Information shown:
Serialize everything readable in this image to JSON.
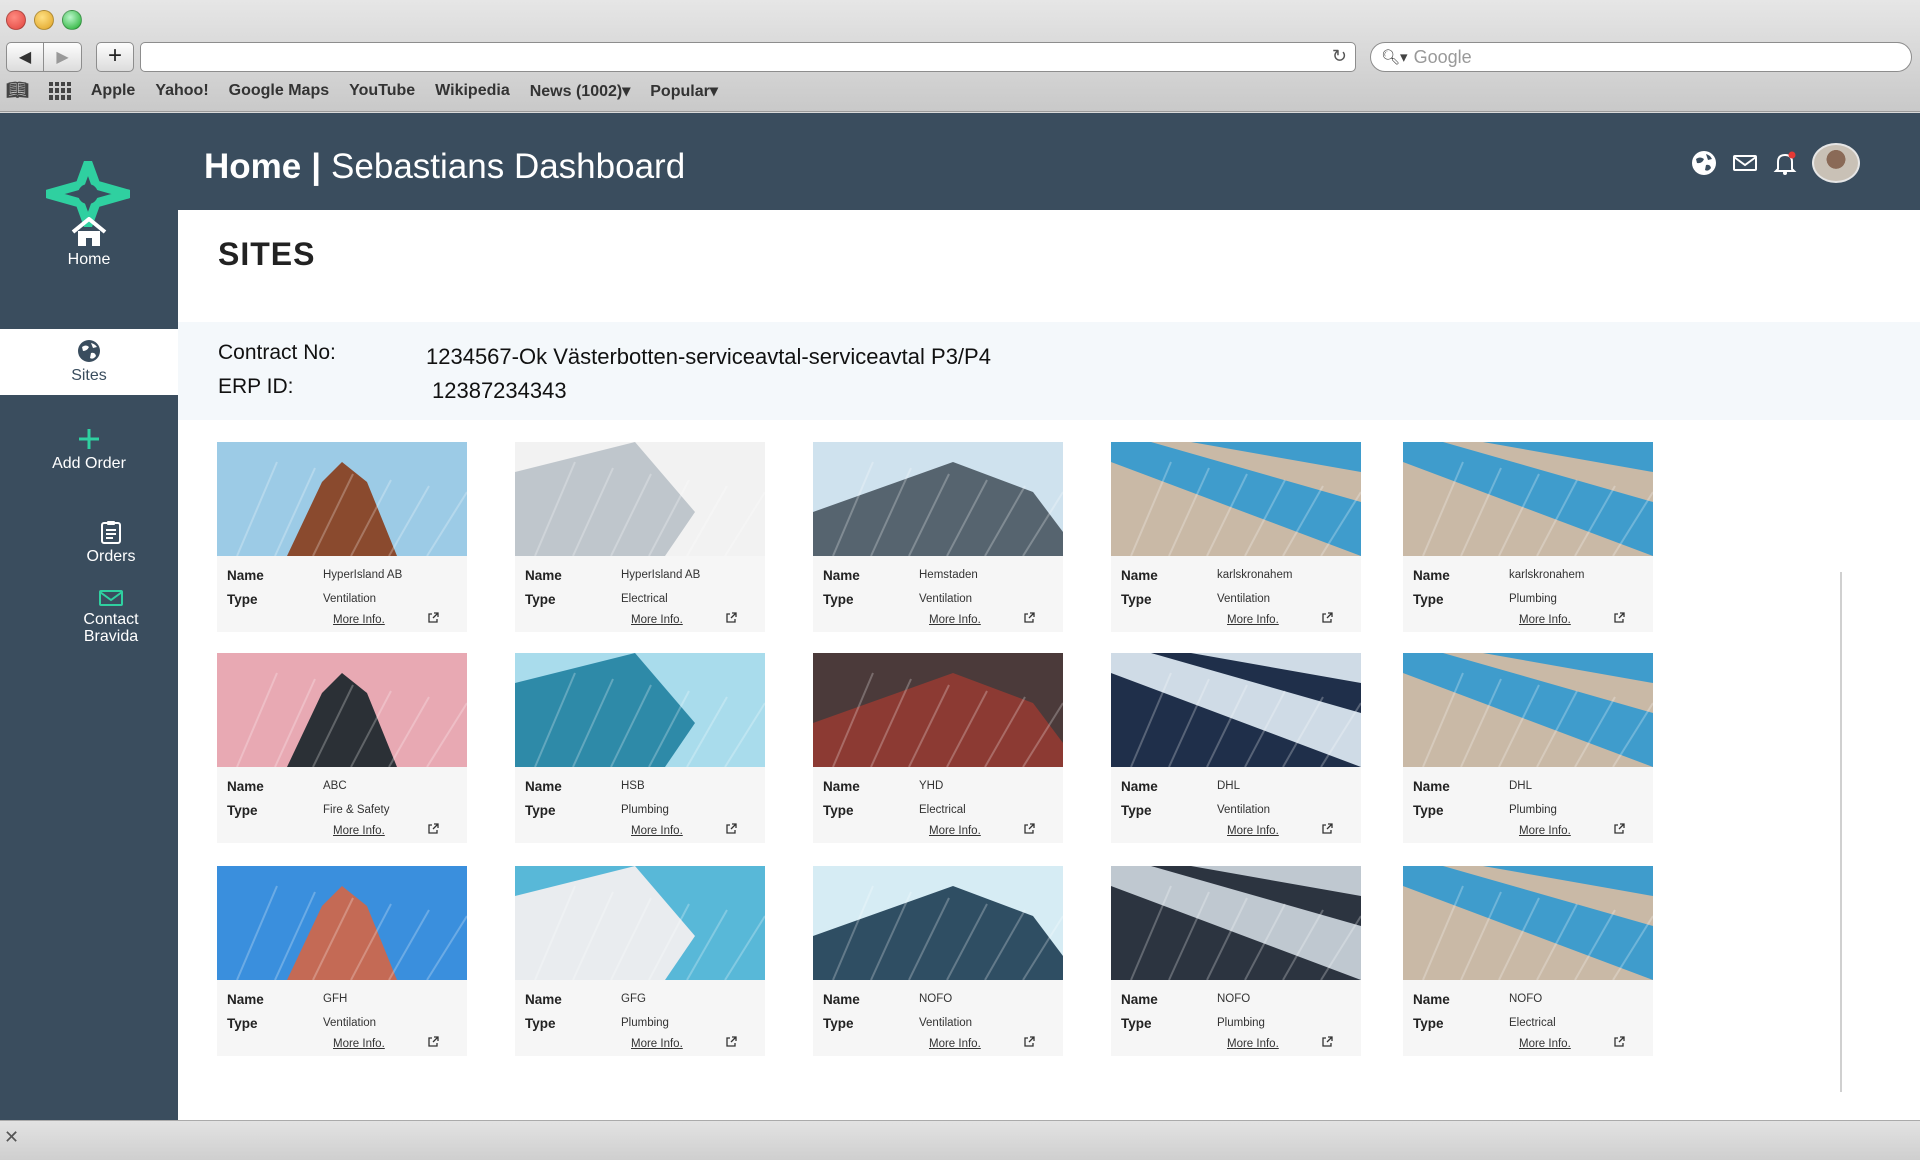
{
  "browser": {
    "search_placeholder": "Google",
    "bookmarks": [
      "Apple",
      "Yahoo!",
      "Google Maps",
      "YouTube",
      "Wikipedia",
      "News (1002)▾",
      "Popular▾"
    ]
  },
  "app": {
    "title_home": "Home",
    "title_dashboard": "Sebastians Dashboard",
    "accent": "#2fd0a0",
    "sidebar_bg": "#3a4d5e"
  },
  "sidebar": {
    "items": [
      {
        "label": "Home",
        "icon": "home-icon"
      },
      {
        "label": "Sites",
        "icon": "globe-icon"
      },
      {
        "label": "Add Order",
        "icon": "plus-icon"
      },
      {
        "label": "Orders",
        "icon": "clipboard-icon"
      },
      {
        "label": "Contact Bravida",
        "icon": "mail-icon"
      }
    ]
  },
  "main": {
    "heading": "SITES",
    "contract_label": "Contract No:",
    "contract_value": "1234567-Ok Västerbotten-serviceavtal-serviceavtal P3/P4",
    "erp_label": "ERP ID:",
    "erp_value": "12387234343",
    "name_label": "Name",
    "type_label": "Type",
    "more_label": "More Info.",
    "cards": [
      {
        "name": "HyperIsland AB",
        "type": "Ventilation",
        "sky": "#9ccbe6",
        "building": "#8a4a2e"
      },
      {
        "name": "HyperIsland AB",
        "type": "Electrical",
        "sky": "#f2f2f2",
        "building": "#bfc6cc"
      },
      {
        "name": "Hemstaden",
        "type": "Ventilation",
        "sky": "#cfe2ee",
        "building": "#56646f"
      },
      {
        "name": "karlskronahem",
        "type": "Ventilation",
        "sky": "#3f9ccc",
        "building": "#c9b9a6"
      },
      {
        "name": "karlskronahem",
        "type": "Plumbing",
        "sky": "#3f9ccc",
        "building": "#c9b9a6"
      },
      {
        "name": "ABC",
        "type": "Fire & Safety",
        "sky": "#e8a9b3",
        "building": "#2b3036"
      },
      {
        "name": "HSB",
        "type": "Plumbing",
        "sky": "#a9dcec",
        "building": "#2e8aa8"
      },
      {
        "name": "YHD",
        "type": "Electrical",
        "sky": "#4b3a3a",
        "building": "#8c3a33"
      },
      {
        "name": "DHL",
        "type": "Ventilation",
        "sky": "#cfdbe6",
        "building": "#1f2f4a"
      },
      {
        "name": "DHL",
        "type": "Plumbing",
        "sky": "#3f9ccc",
        "building": "#c9b9a6"
      },
      {
        "name": "GFH",
        "type": "Ventilation",
        "sky": "#3a8fdd",
        "building": "#c46a55"
      },
      {
        "name": "GFG",
        "type": "Plumbing",
        "sky": "#58b8d8",
        "building": "#e9ecef"
      },
      {
        "name": "NOFO",
        "type": "Ventilation",
        "sky": "#d6ecf4",
        "building": "#2f4e63"
      },
      {
        "name": "NOFO",
        "type": "Plumbing",
        "sky": "#bfc8d0",
        "building": "#2c3440"
      },
      {
        "name": "NOFO",
        "type": "Electrical",
        "sky": "#3f9ccc",
        "building": "#c9b9a6"
      }
    ]
  }
}
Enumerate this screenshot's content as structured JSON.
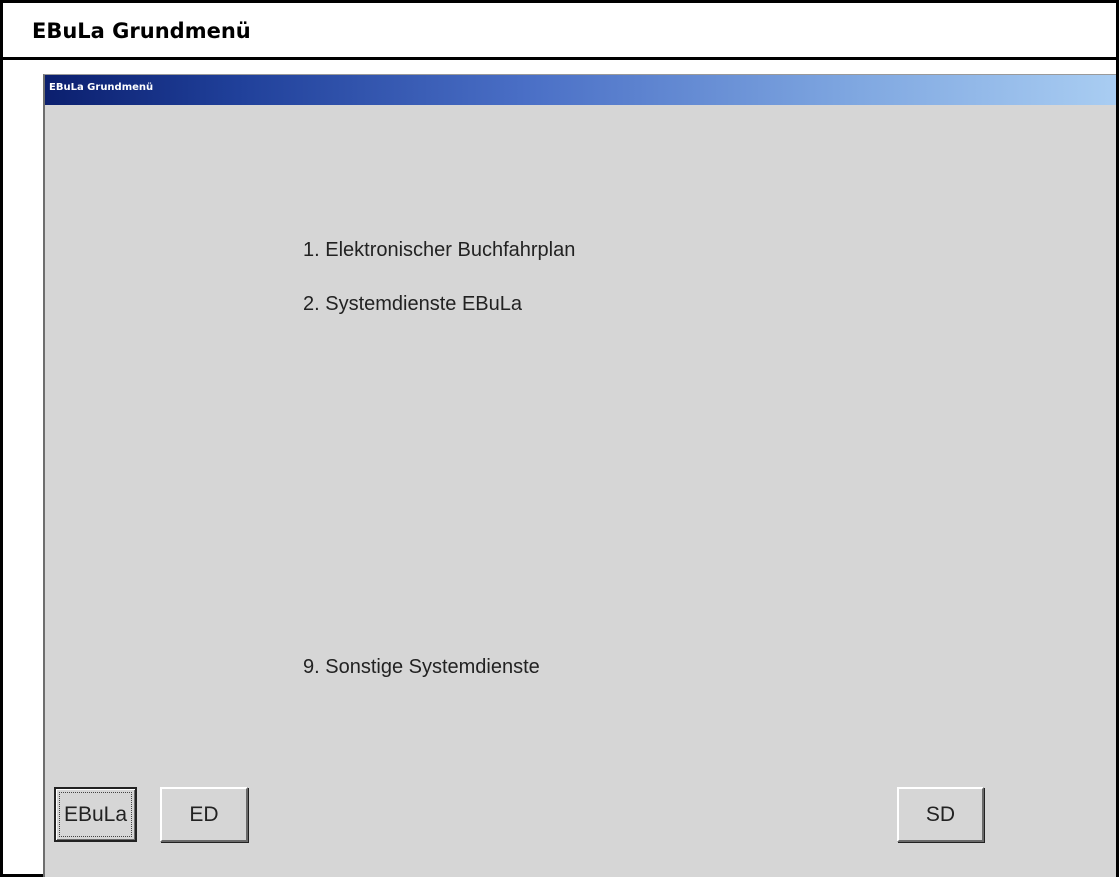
{
  "outer_header": {
    "title": "EBuLa Grundmenü"
  },
  "window": {
    "title": "EBuLa Grundmenü"
  },
  "menu": {
    "items": [
      {
        "label": "1. Elektronischer Buchfahrplan"
      },
      {
        "label": "2. Systemdienste EBuLa"
      },
      {
        "label": "9. Sonstige Systemdienste"
      }
    ]
  },
  "buttons": {
    "ebula": "EBuLa",
    "ed": "ED",
    "sd": "SD"
  },
  "colors": {
    "window_background": "#d6d6d6",
    "titlebar_start": "#0b1f6e",
    "titlebar_end": "#a9cdf2"
  }
}
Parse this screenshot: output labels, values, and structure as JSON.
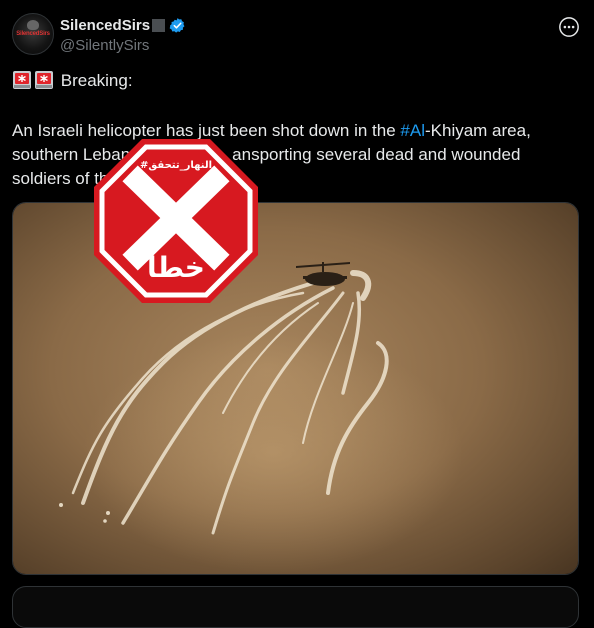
{
  "author": {
    "display_name": "SilencedSirs",
    "handle": "@SilentlySirs",
    "avatar_text": "SilencedSirs",
    "verified": true,
    "avatar_icon": "avatar-logo"
  },
  "tweet": {
    "alarm_icons": [
      "police-light-icon",
      "police-light-icon"
    ],
    "line1": "Breaking:",
    "line2_before": "An Israeli helicopter has just been shot down in the ",
    "line2_hashtag": "#Al",
    "line2_after": "-Khiyam area,",
    "line3": "southern Leban",
    "line3_tail": "ansporting several dead and wounded",
    "line4": "soldiers of th"
  },
  "stamp": {
    "top_text": "#النهار_تتحقق",
    "mark": "X",
    "bottom_text": "خطأ"
  },
  "colors": {
    "accent": "#1d9bf0",
    "stamp_red": "#d71920",
    "background": "#000000"
  }
}
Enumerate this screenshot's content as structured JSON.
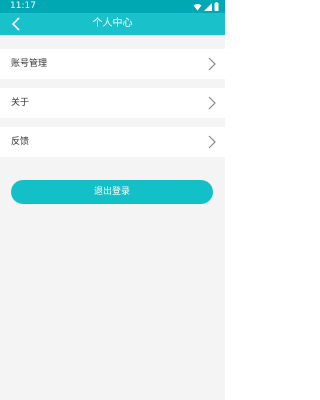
{
  "status_bar": {
    "time": "11:17"
  },
  "header": {
    "title": "个人中心"
  },
  "menu": {
    "items": [
      {
        "label": "账号管理"
      },
      {
        "label": "关于"
      },
      {
        "label": "反馈"
      }
    ]
  },
  "logout": {
    "label": "退出登录"
  },
  "colors": {
    "status_bar": "#00a8b4",
    "header": "#19c1cb",
    "background": "#f4f4f4",
    "button": "#13c0c8"
  }
}
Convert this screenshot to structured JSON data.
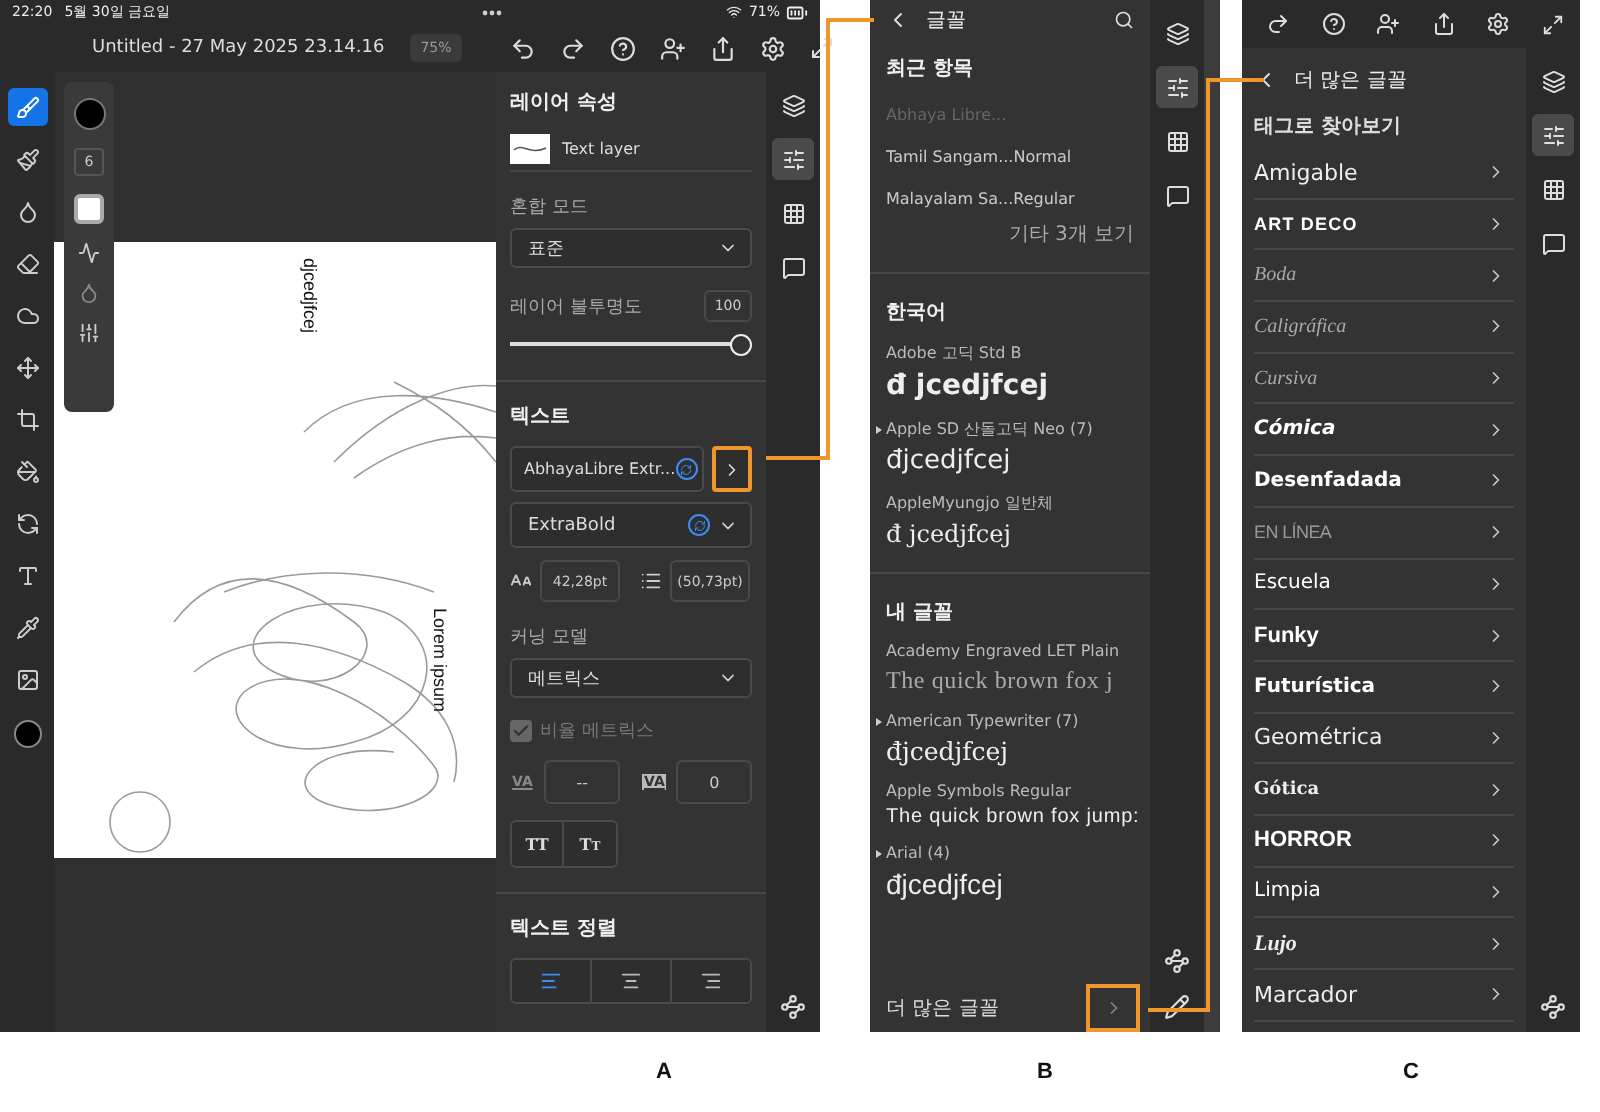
{
  "screen_a": {
    "status_bar": {
      "time": "22:20",
      "date": "5월 30일 금요일",
      "battery": "71%"
    },
    "toolbar": {
      "title": "Untitled - 27 May 2025 23.14.16",
      "zoom": "75%"
    },
    "tools": [
      {
        "kind": "brush",
        "selected": true
      },
      {
        "kind": "paintbrush",
        "selected": false
      },
      {
        "kind": "ink",
        "selected": false
      },
      {
        "kind": "eraser",
        "selected": false
      },
      {
        "kind": "smudge",
        "selected": false
      },
      {
        "kind": "move",
        "selected": false
      },
      {
        "kind": "transform",
        "selected": false
      },
      {
        "kind": "fill",
        "selected": false
      },
      {
        "kind": "rotate",
        "selected": false
      },
      {
        "kind": "text",
        "selected": false
      },
      {
        "kind": "eyedropper",
        "selected": false
      },
      {
        "kind": "image",
        "selected": false
      }
    ],
    "brush_options": {
      "size": "6"
    },
    "canvas_texts": [
      "djcedjfcej",
      "Lorem ipsum"
    ],
    "properties": {
      "heading": "레이어 속성",
      "layer_name": "Text layer",
      "blend": {
        "label": "혼합 모드",
        "value": "표준"
      },
      "opacity": {
        "label": "레이어 불투명도",
        "value": "100",
        "level": 1
      }
    },
    "text": {
      "heading": "텍스트",
      "font": "AbhayaLibre Extr...",
      "font_button_highlighted": true,
      "style": "ExtraBold",
      "size": "42,28pt",
      "leading": "(50,73pt)",
      "kerning": {
        "label": "커닝 모델",
        "value": "메트릭스"
      },
      "proportional": {
        "label": "비율 메트릭스",
        "checked": true,
        "disabled": true
      },
      "tracking": [
        {
          "label": "VA",
          "value": "--",
          "kind": "plain"
        },
        {
          "label": "VA",
          "value": "0",
          "kind": "boxed"
        }
      ],
      "case_buttons": [
        "TT",
        "Tt"
      ]
    },
    "alignment": {
      "heading": "텍스트 정렬",
      "options": [
        {
          "kind": "left",
          "selected": true
        },
        {
          "kind": "center",
          "selected": false
        },
        {
          "kind": "right",
          "selected": false
        }
      ]
    },
    "rail": [
      {
        "kind": "layers",
        "selected": false
      },
      {
        "kind": "properties",
        "selected": true
      },
      {
        "kind": "grid",
        "selected": false
      },
      {
        "kind": "comments",
        "selected": false
      }
    ]
  },
  "screen_b": {
    "title": "글꼴",
    "recent": {
      "heading": "최근 항목",
      "items": [
        {
          "name": "Abhaya Libre...",
          "disabled": true
        },
        {
          "name": "Tamil Sangam...",
          "style": "Normal",
          "disabled": false
        },
        {
          "name": "Malayalam Sa...",
          "style": "Regular",
          "disabled": false
        }
      ],
      "more": "기타 3개 보기"
    },
    "sections": [
      {
        "heading": "한국어",
        "fonts": [
          {
            "name": "Adobe 고딕 Std B",
            "sample": "đ jcedjfcej",
            "kind": "sans-bold",
            "expandable": false
          },
          {
            "name": "Apple SD 산돌고딕 Neo (7)",
            "sample": "đjcedjfcej",
            "kind": "sans",
            "expandable": true
          },
          {
            "name": "AppleMyungjo 일반체",
            "sample": "đ jcedjfcej",
            "kind": "serif",
            "expandable": false
          }
        ]
      },
      {
        "heading": "내 글꼴",
        "fonts": [
          {
            "name": "Academy Engraved LET Plain",
            "sample": "The quick brown fox j",
            "kind": "engraved",
            "expandable": false
          },
          {
            "name": "American Typewriter (7)",
            "sample": "đjcedjfcej",
            "kind": "typewriter",
            "expandable": true
          },
          {
            "name": "Apple Symbols Regular",
            "sample": "The quick brown fox jump:",
            "kind": "symbols",
            "expandable": false
          },
          {
            "name": "Arial (4)",
            "sample": "đjcedjfcej",
            "kind": "arial",
            "expandable": true
          }
        ]
      }
    ],
    "more_fonts": {
      "label": "더 많은 글꼴",
      "highlighted": true
    },
    "rail": [
      {
        "kind": "layers",
        "selected": false
      },
      {
        "kind": "properties",
        "selected": true
      },
      {
        "kind": "grid",
        "selected": false
      },
      {
        "kind": "comments",
        "selected": false
      }
    ]
  },
  "screen_c": {
    "title": "더 많은 글꼴",
    "subtitle": "태그로 찾아보기",
    "tags": [
      {
        "name": "Amigable",
        "kind": "rounded"
      },
      {
        "name": "ART DECO",
        "kind": "deco"
      },
      {
        "name": "Boda",
        "kind": "script"
      },
      {
        "name": "Caligráfica",
        "kind": "script"
      },
      {
        "name": "Cursiva",
        "kind": "script"
      },
      {
        "name": "Cómica",
        "kind": "comic"
      },
      {
        "name": "Desenfadada",
        "kind": "bold"
      },
      {
        "name": "EN LÍNEA",
        "kind": "condensed"
      },
      {
        "name": "Escuela",
        "kind": "plain"
      },
      {
        "name": "Funky",
        "kind": "heavy"
      },
      {
        "name": "Futurística",
        "kind": "bold"
      },
      {
        "name": "Geométrica",
        "kind": "rounded"
      },
      {
        "name": "Gótica",
        "kind": "blackletter"
      },
      {
        "name": "HORROR",
        "kind": "heavy"
      },
      {
        "name": "Limpia",
        "kind": "plain"
      },
      {
        "name": "Lujo",
        "kind": "luxe"
      },
      {
        "name": "Marcador",
        "kind": "rounded"
      }
    ],
    "rail": [
      {
        "kind": "layers",
        "selected": false
      },
      {
        "kind": "properties",
        "selected": true
      },
      {
        "kind": "grid",
        "selected": false
      },
      {
        "kind": "comments",
        "selected": false
      }
    ]
  },
  "captions": [
    "A",
    "B",
    "C"
  ]
}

Directions for this task:
Copy each line of the data that contains the word "quick".

Answer to the problem:
            "sample": "The quick brown fox j",
            "sample": "The quick brown fox jump:",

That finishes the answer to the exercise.